[START]

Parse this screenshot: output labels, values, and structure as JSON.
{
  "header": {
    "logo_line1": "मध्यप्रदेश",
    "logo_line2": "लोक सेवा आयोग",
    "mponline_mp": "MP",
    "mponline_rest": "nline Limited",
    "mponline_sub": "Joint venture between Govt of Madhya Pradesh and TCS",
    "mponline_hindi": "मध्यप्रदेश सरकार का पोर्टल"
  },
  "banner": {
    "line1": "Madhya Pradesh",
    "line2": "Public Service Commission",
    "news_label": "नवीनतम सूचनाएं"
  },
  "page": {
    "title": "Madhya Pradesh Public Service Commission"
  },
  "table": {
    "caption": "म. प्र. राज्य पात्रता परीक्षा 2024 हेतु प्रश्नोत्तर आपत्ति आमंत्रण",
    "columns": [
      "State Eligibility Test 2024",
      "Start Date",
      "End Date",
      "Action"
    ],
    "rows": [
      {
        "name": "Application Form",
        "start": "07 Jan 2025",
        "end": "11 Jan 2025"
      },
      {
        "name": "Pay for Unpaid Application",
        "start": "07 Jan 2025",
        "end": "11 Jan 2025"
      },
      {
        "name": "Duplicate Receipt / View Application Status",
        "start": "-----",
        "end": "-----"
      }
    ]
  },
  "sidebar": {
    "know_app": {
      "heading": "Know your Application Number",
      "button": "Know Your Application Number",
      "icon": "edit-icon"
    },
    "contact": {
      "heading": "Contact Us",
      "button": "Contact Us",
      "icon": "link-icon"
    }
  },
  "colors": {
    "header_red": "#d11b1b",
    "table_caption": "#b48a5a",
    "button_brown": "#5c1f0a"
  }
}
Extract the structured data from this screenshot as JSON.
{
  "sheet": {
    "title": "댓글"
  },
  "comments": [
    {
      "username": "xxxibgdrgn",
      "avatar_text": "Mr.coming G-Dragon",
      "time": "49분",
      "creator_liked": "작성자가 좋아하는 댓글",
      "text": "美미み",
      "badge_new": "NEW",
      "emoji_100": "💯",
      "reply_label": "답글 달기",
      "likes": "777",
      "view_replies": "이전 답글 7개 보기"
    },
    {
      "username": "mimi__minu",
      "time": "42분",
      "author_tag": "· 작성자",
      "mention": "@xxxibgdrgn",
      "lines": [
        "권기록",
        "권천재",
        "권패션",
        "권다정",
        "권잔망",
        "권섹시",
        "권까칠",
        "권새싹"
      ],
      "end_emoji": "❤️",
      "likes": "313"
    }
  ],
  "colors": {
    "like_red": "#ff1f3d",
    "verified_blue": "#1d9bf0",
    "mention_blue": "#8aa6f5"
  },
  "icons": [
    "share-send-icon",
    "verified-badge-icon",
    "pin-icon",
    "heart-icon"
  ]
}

[END]

The line containing "Extract the structured" marks the start; retype it and each line after it through the end of the records above, exactly.

Extract the structured data from this screenshot as JSON.
{
  "sheet": {
    "title": "댓글"
  },
  "comments": [
    {
      "username": "xxxibgdrgn",
      "avatar_text": "Mr.coming G-Dragon",
      "time": "49분",
      "creator_liked": "작성자가 좋아하는 댓글",
      "text": "美미み",
      "badge_new": "NEW",
      "emoji_100": "💯",
      "reply_label": "답글 달기",
      "likes": "777",
      "view_replies": "이전 답글 7개 보기"
    },
    {
      "username": "mimi__minu",
      "time": "42분",
      "author_tag": "· 작성자",
      "mention": "@xxxibgdrgn",
      "lines": [
        "권기록",
        "권천재",
        "권패션",
        "권다정",
        "권잔망",
        "권섹시",
        "권까칠",
        "권새싹"
      ],
      "end_emoji": "❤️",
      "likes": "313"
    }
  ],
  "colors": {
    "like_red": "#ff1f3d",
    "verified_blue": "#1d9bf0",
    "mention_blue": "#8aa6f5"
  },
  "icons": [
    "share-send-icon",
    "verified-badge-icon",
    "pin-icon",
    "heart-icon"
  ]
}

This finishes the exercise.